-- Begin --

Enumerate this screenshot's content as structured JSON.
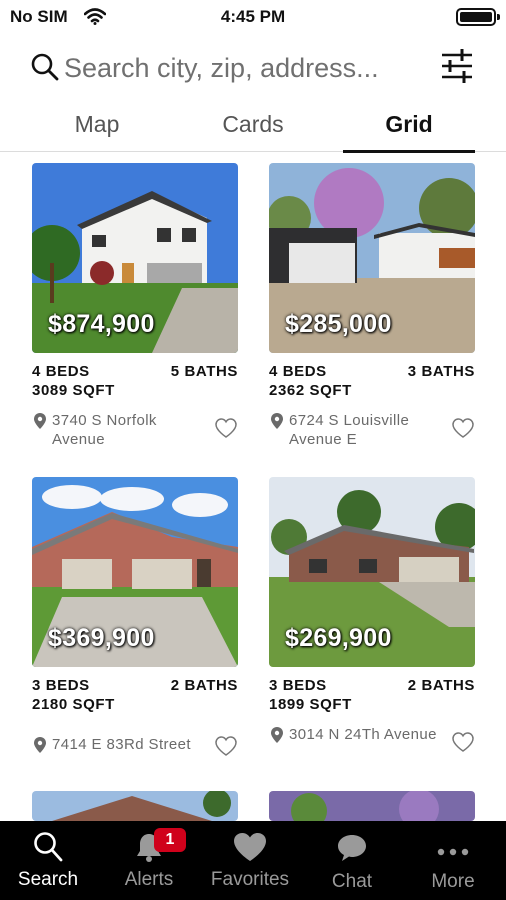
{
  "status_bar": {
    "carrier": "No SIM",
    "time": "4:45 PM"
  },
  "search": {
    "placeholder": "Search city, zip, address..."
  },
  "tabs": [
    {
      "label": "Map"
    },
    {
      "label": "Cards"
    },
    {
      "label": "Grid",
      "active": true
    }
  ],
  "listings": [
    {
      "price": "$874,900",
      "beds": "4 BEDS",
      "baths": "5 BATHS",
      "sqft": "3089 SQFT",
      "address": "3740 S Norfolk Avenue"
    },
    {
      "price": "$285,000",
      "beds": "4 BEDS",
      "baths": "3 BATHS",
      "sqft": "2362 SQFT",
      "address": "6724 S Louisville Avenue E"
    },
    {
      "price": "$369,900",
      "beds": "3 BEDS",
      "baths": "2 BATHS",
      "sqft": "2180 SQFT",
      "address": "7414 E 83Rd Street"
    },
    {
      "price": "$269,900",
      "beds": "3 BEDS",
      "baths": "2 BATHS",
      "sqft": "1899 SQFT",
      "address": "3014 N 24Th Avenue"
    }
  ],
  "bottom_nav": {
    "search": "Search",
    "alerts": "Alerts",
    "alerts_badge": "1",
    "favorites": "Favorites",
    "chat": "Chat",
    "more": "More"
  },
  "colors": {
    "badge": "#d0011b",
    "nav_bg": "#000000",
    "active_tab": "#111111"
  }
}
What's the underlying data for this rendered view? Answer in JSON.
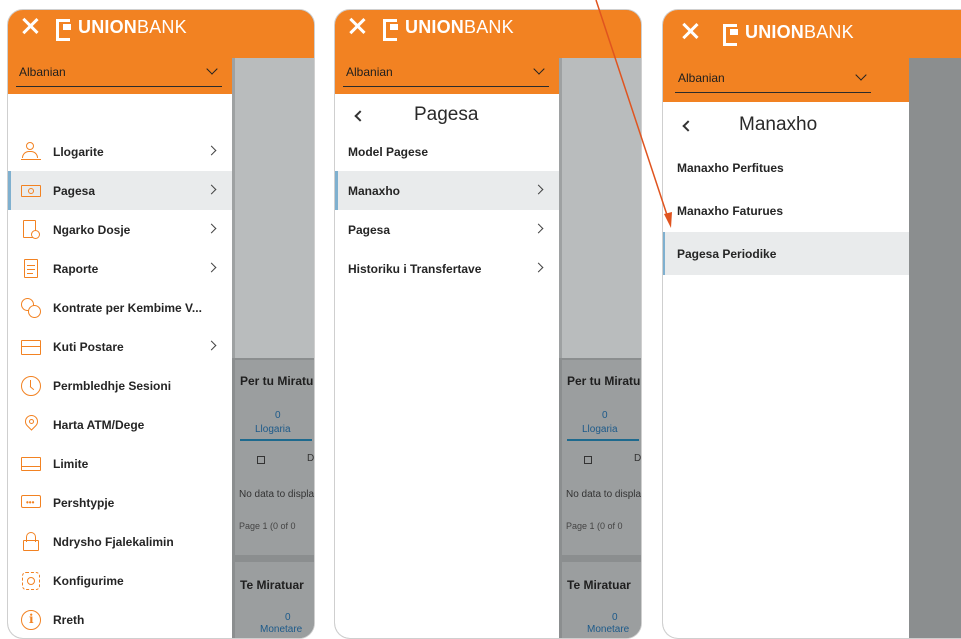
{
  "app": {
    "brand_bold": "UNION",
    "brand_light": "BANK",
    "language": "Albanian"
  },
  "background": {
    "panel1_title": "Per tu Miratu",
    "panel1_tab_count": "0",
    "panel1_tab_label": "Llogaria",
    "panel1_col": "D",
    "panel1_empty": "No data to display",
    "panel1_page": "Page  1  (0 of 0",
    "panel2_title": "Te Miratuar",
    "panel2_tab_count": "0",
    "panel2_tab_label": "Monetare"
  },
  "main_menu": {
    "items": [
      {
        "label": "Llogarite",
        "icon": "users-icon",
        "has_arrow": true,
        "active": false
      },
      {
        "label": "Pagesa",
        "icon": "cash-icon",
        "has_arrow": true,
        "active": true
      },
      {
        "label": "Ngarko Dosje",
        "icon": "file-upload-icon",
        "has_arrow": true,
        "active": false
      },
      {
        "label": "Raporte",
        "icon": "report-icon",
        "has_arrow": true,
        "active": false
      },
      {
        "label": "Kontrate per Kembime V...",
        "icon": "exchange-icon",
        "has_arrow": false,
        "active": false
      },
      {
        "label": "Kuti Postare",
        "icon": "mailbox-icon",
        "has_arrow": true,
        "active": false
      },
      {
        "label": "Permbledhje Sesioni",
        "icon": "clock-icon",
        "has_arrow": false,
        "active": false
      },
      {
        "label": "Harta ATM/Dege",
        "icon": "location-pin-icon",
        "has_arrow": false,
        "active": false
      },
      {
        "label": "Limite",
        "icon": "card-icon",
        "has_arrow": false,
        "active": false
      },
      {
        "label": "Pershtypje",
        "icon": "feedback-icon",
        "has_arrow": false,
        "active": false
      },
      {
        "label": "Ndrysho Fjalekalimin",
        "icon": "lock-icon",
        "has_arrow": false,
        "active": false
      },
      {
        "label": "Konfigurime",
        "icon": "gear-icon",
        "has_arrow": false,
        "active": false
      },
      {
        "label": "Rreth",
        "icon": "info-icon",
        "has_arrow": false,
        "active": false
      }
    ]
  },
  "pagesa_menu": {
    "title": "Pagesa",
    "items": [
      {
        "label": "Model Pagese",
        "has_arrow": false,
        "active": false
      },
      {
        "label": "Manaxho",
        "has_arrow": true,
        "active": true
      },
      {
        "label": "Pagesa",
        "has_arrow": true,
        "active": false
      },
      {
        "label": "Historiku i Transfertave",
        "has_arrow": true,
        "active": false
      }
    ]
  },
  "manaxho_menu": {
    "title": "Manaxho",
    "items": [
      {
        "label": "Manaxho Perfitues",
        "active": false
      },
      {
        "label": "Manaxho Faturues",
        "active": false
      },
      {
        "label": "Pagesa Periodike",
        "active": true
      }
    ]
  },
  "colors": {
    "brand_orange": "#f28222",
    "annotation_arrow": "#e0541f",
    "active_bg": "#e9ebec"
  }
}
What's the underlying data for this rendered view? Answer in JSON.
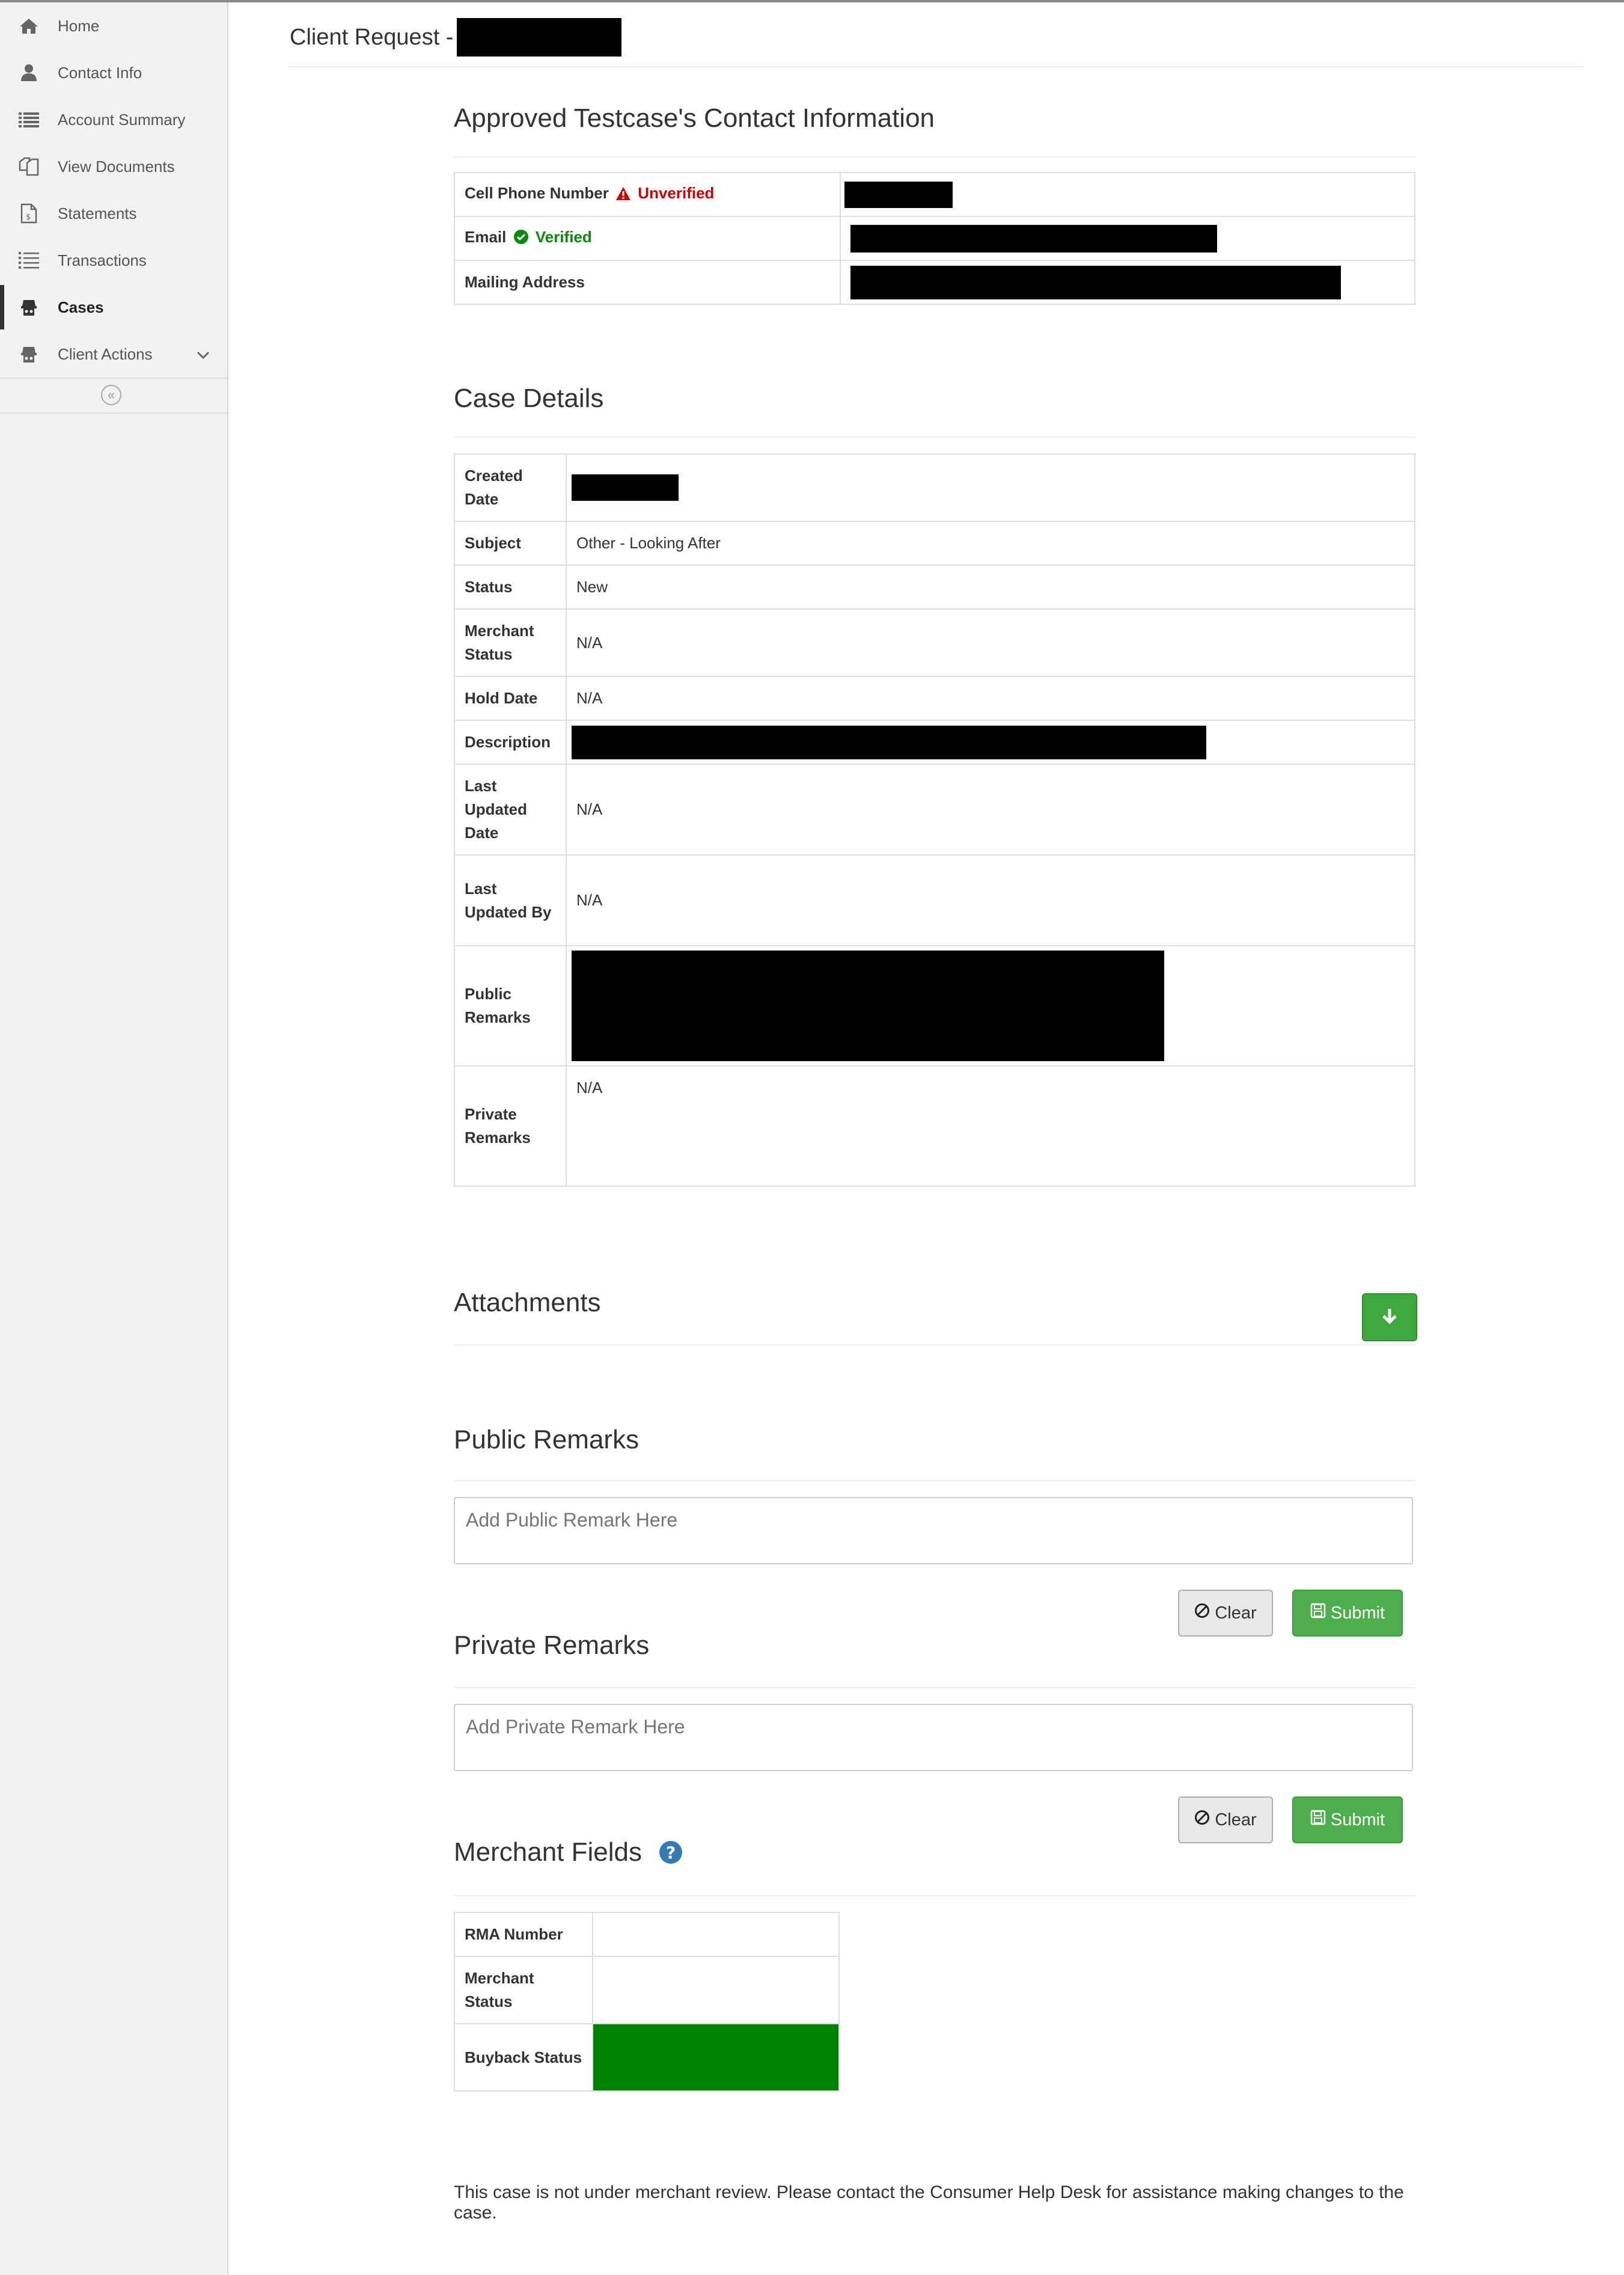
{
  "sidebar": {
    "items": [
      {
        "label": "Home",
        "icon": "home-icon"
      },
      {
        "label": "Contact Info",
        "icon": "user-icon"
      },
      {
        "label": "Account Summary",
        "icon": "list-icon"
      },
      {
        "label": "View Documents",
        "icon": "documents-icon"
      },
      {
        "label": "Statements",
        "icon": "statement-icon"
      },
      {
        "label": "Transactions",
        "icon": "transactions-icon"
      },
      {
        "label": "Cases",
        "icon": "cases-icon",
        "active": true
      },
      {
        "label": "Client Actions",
        "icon": "client-actions-icon",
        "has_submenu": true
      }
    ],
    "collapse_glyph": "«"
  },
  "header": {
    "title": "Client Request -"
  },
  "contact": {
    "title": "Approved Testcase's Contact Information",
    "rows": [
      {
        "label": "Cell Phone Number",
        "badge": "Unverified",
        "badge_color": "#d00000"
      },
      {
        "label": "Email",
        "badge": "Verified",
        "badge_color": "#0a8a0a"
      },
      {
        "label": "Mailing Address"
      }
    ]
  },
  "case": {
    "title": "Case Details",
    "labels": {
      "created": "Created Date",
      "subject": "Subject",
      "status": "Status",
      "merchant_status": "Merchant Status",
      "hold_date": "Hold Date",
      "description": "Description",
      "last_updated_date": "Last Updated Date",
      "last_updated_by": "Last Updated By",
      "public_remarks": "Public Remarks",
      "private_remarks": "Private Remarks"
    },
    "values": {
      "subject": "Other - Looking After",
      "status": "New",
      "merchant_status": "N/A",
      "hold_date": "N/A",
      "last_updated_date": "N/A",
      "last_updated_by": "N/A",
      "private_remarks": "N/A"
    }
  },
  "attachments": {
    "title": "Attachments"
  },
  "public_remarks": {
    "title": "Public Remarks",
    "placeholder": "Add Public Remark Here",
    "clear_label": "Clear",
    "submit_label": "Submit"
  },
  "private_remarks": {
    "title": "Private Remarks",
    "placeholder": "Add Private Remark Here",
    "clear_label": "Clear",
    "submit_label": "Submit"
  },
  "merchant": {
    "title": "Merchant Fields",
    "labels": {
      "rma": "RMA Number",
      "merchant_status": "Merchant Status",
      "buyback_status": "Buyback Status"
    },
    "buyback_color": "#008000"
  },
  "footer": {
    "note": "This case is not under merchant review. Please contact the Consumer Help Desk for assistance making changes to the case."
  },
  "colors": {
    "accent_green": "#4cae4c",
    "help_blue": "#337ab7"
  }
}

-- End --

THE EXERCISE:
What comes back should match the records exactly, minus any pictures.

OUTPUT FOR THIS TASK:
Enumerate this screenshot's content as structured JSON.
{
  "status_bar": {
    "carrier": "No SIM",
    "time": "4:45 PM"
  },
  "search": {
    "placeholder": "Search city, zip, address..."
  },
  "tabs": [
    {
      "label": "Map"
    },
    {
      "label": "Cards"
    },
    {
      "label": "Grid",
      "active": true
    }
  ],
  "listings": [
    {
      "price": "$874,900",
      "beds": "4 BEDS",
      "baths": "5 BATHS",
      "sqft": "3089 SQFT",
      "address": "3740 S Norfolk Avenue"
    },
    {
      "price": "$285,000",
      "beds": "4 BEDS",
      "baths": "3 BATHS",
      "sqft": "2362 SQFT",
      "address": "6724 S Louisville Avenue E"
    },
    {
      "price": "$369,900",
      "beds": "3 BEDS",
      "baths": "2 BATHS",
      "sqft": "2180 SQFT",
      "address": "7414 E 83Rd Street"
    },
    {
      "price": "$269,900",
      "beds": "3 BEDS",
      "baths": "2 BATHS",
      "sqft": "1899 SQFT",
      "address": "3014 N 24Th Avenue"
    }
  ],
  "bottom_nav": {
    "search": "Search",
    "alerts": "Alerts",
    "alerts_badge": "1",
    "favorites": "Favorites",
    "chat": "Chat",
    "more": "More"
  },
  "colors": {
    "badge": "#d0011b",
    "nav_bg": "#000000",
    "active_tab": "#111111"
  }
}
What's the underlying data for this rendered view? Answer in JSON.
{
  "app": {
    "brand_bold": "UNION",
    "brand_light": "BANK",
    "language": "Albanian"
  },
  "background": {
    "panel1_title": "Per tu Miratu",
    "panel1_tab_count": "0",
    "panel1_tab_label": "Llogaria",
    "panel1_col": "D",
    "panel1_empty": "No data to display",
    "panel1_page": "Page  1  (0 of 0",
    "panel2_title": "Te Miratuar",
    "panel2_tab_count": "0",
    "panel2_tab_label": "Monetare"
  },
  "main_menu": {
    "items": [
      {
        "label": "Llogarite",
        "icon": "users-icon",
        "has_arrow": true,
        "active": false
      },
      {
        "label": "Pagesa",
        "icon": "cash-icon",
        "has_arrow": true,
        "active": true
      },
      {
        "label": "Ngarko Dosje",
        "icon": "file-upload-icon",
        "has_arrow": true,
        "active": false
      },
      {
        "label": "Raporte",
        "icon": "report-icon",
        "has_arrow": true,
        "active": false
      },
      {
        "label": "Kontrate per Kembime V...",
        "icon": "exchange-icon",
        "has_arrow": false,
        "active": false
      },
      {
        "label": "Kuti Postare",
        "icon": "mailbox-icon",
        "has_arrow": true,
        "active": false
      },
      {
        "label": "Permbledhje Sesioni",
        "icon": "clock-icon",
        "has_arrow": false,
        "active": false
      },
      {
        "label": "Harta ATM/Dege",
        "icon": "location-pin-icon",
        "has_arrow": false,
        "active": false
      },
      {
        "label": "Limite",
        "icon": "card-icon",
        "has_arrow": false,
        "active": false
      },
      {
        "label": "Pershtypje",
        "icon": "feedback-icon",
        "has_arrow": false,
        "active": false
      },
      {
        "label": "Ndrysho Fjalekalimin",
        "icon": "lock-icon",
        "has_arrow": false,
        "active": false
      },
      {
        "label": "Konfigurime",
        "icon": "gear-icon",
        "has_arrow": false,
        "active": false
      },
      {
        "label": "Rreth",
        "icon": "info-icon",
        "has_arrow": false,
        "active": false
      }
    ]
  },
  "pagesa_menu": {
    "title": "Pagesa",
    "items": [
      {
        "label": "Model Pagese",
        "has_arrow": false,
        "active": false
      },
      {
        "label": "Manaxho",
        "has_arrow": true,
        "active": true
      },
      {
        "label": "Pagesa",
        "has_arrow": true,
        "active": false
      },
      {
        "label": "Historiku i Transfertave",
        "has_arrow": true,
        "active": false
      }
    ]
  },
  "manaxho_menu": {
    "title": "Manaxho",
    "items": [
      {
        "label": "Manaxho Perfitues",
        "active": false
      },
      {
        "label": "Manaxho Faturues",
        "active": false
      },
      {
        "label": "Pagesa Periodike",
        "active": true
      }
    ]
  },
  "colors": {
    "brand_orange": "#f28222",
    "annotation_arrow": "#e0541f",
    "active_bg": "#e9ebec"
  }
}
What's the underlying data for this rendered view? Answer in JSON.
{
  "sidebar": {
    "items": [
      {
        "label": "Home",
        "icon": "home-icon"
      },
      {
        "label": "Contact Info",
        "icon": "user-icon"
      },
      {
        "label": "Account Summary",
        "icon": "list-icon"
      },
      {
        "label": "View Documents",
        "icon": "documents-icon"
      },
      {
        "label": "Statements",
        "icon": "statement-icon"
      },
      {
        "label": "Transactions",
        "icon": "transactions-icon"
      },
      {
        "label": "Cases",
        "icon": "cases-icon",
        "active": true
      },
      {
        "label": "Client Actions",
        "icon": "client-actions-icon",
        "has_submenu": true
      }
    ],
    "collapse_glyph": "«"
  },
  "header": {
    "title": "Client Request -"
  },
  "contact": {
    "title": "Approved Testcase's Contact Information",
    "rows": [
      {
        "label": "Cell Phone Number",
        "badge": "Unverified",
        "badge_color": "#d00000"
      },
      {
        "label": "Email",
        "badge": "Verified",
        "badge_color": "#0a8a0a"
      },
      {
        "label": "Mailing Address"
      }
    ]
  },
  "case": {
    "title": "Case Details",
    "labels": {
      "created": "Created Date",
      "subject": "Subject",
      "status": "Status",
      "merchant_status": "Merchant Status",
      "hold_date": "Hold Date",
      "description": "Description",
      "last_updated_date": "Last Updated Date",
      "last_updated_by": "Last Updated By",
      "public_remarks": "Public Remarks",
      "private_remarks": "Private Remarks"
    },
    "values": {
      "subject": "Other - Looking After",
      "status": "New",
      "merchant_status": "N/A",
      "hold_date": "N/A",
      "last_updated_date": "N/A",
      "last_updated_by": "N/A",
      "private_remarks": "N/A"
    }
  },
  "attachments": {
    "title": "Attachments"
  },
  "public_remarks": {
    "title": "Public Remarks",
    "placeholder": "Add Public Remark Here",
    "clear_label": "Clear",
    "submit_label": "Submit"
  },
  "private_remarks": {
    "title": "Private Remarks",
    "placeholder": "Add Private Remark Here",
    "clear_label": "Clear",
    "submit_label": "Submit"
  },
  "merchant": {
    "title": "Merchant Fields",
    "labels": {
      "rma": "RMA Number",
      "merchant_status": "Merchant Status",
      "buyback_status": "Buyback Status"
    },
    "buyback_color": "#008000"
  },
  "footer": {
    "note": "This case is not under merchant review. Please contact the Consumer Help Desk for assistance making changes to the case."
  },
  "colors": {
    "accent_green": "#4cae4c",
    "help_blue": "#337ab7"
  }
}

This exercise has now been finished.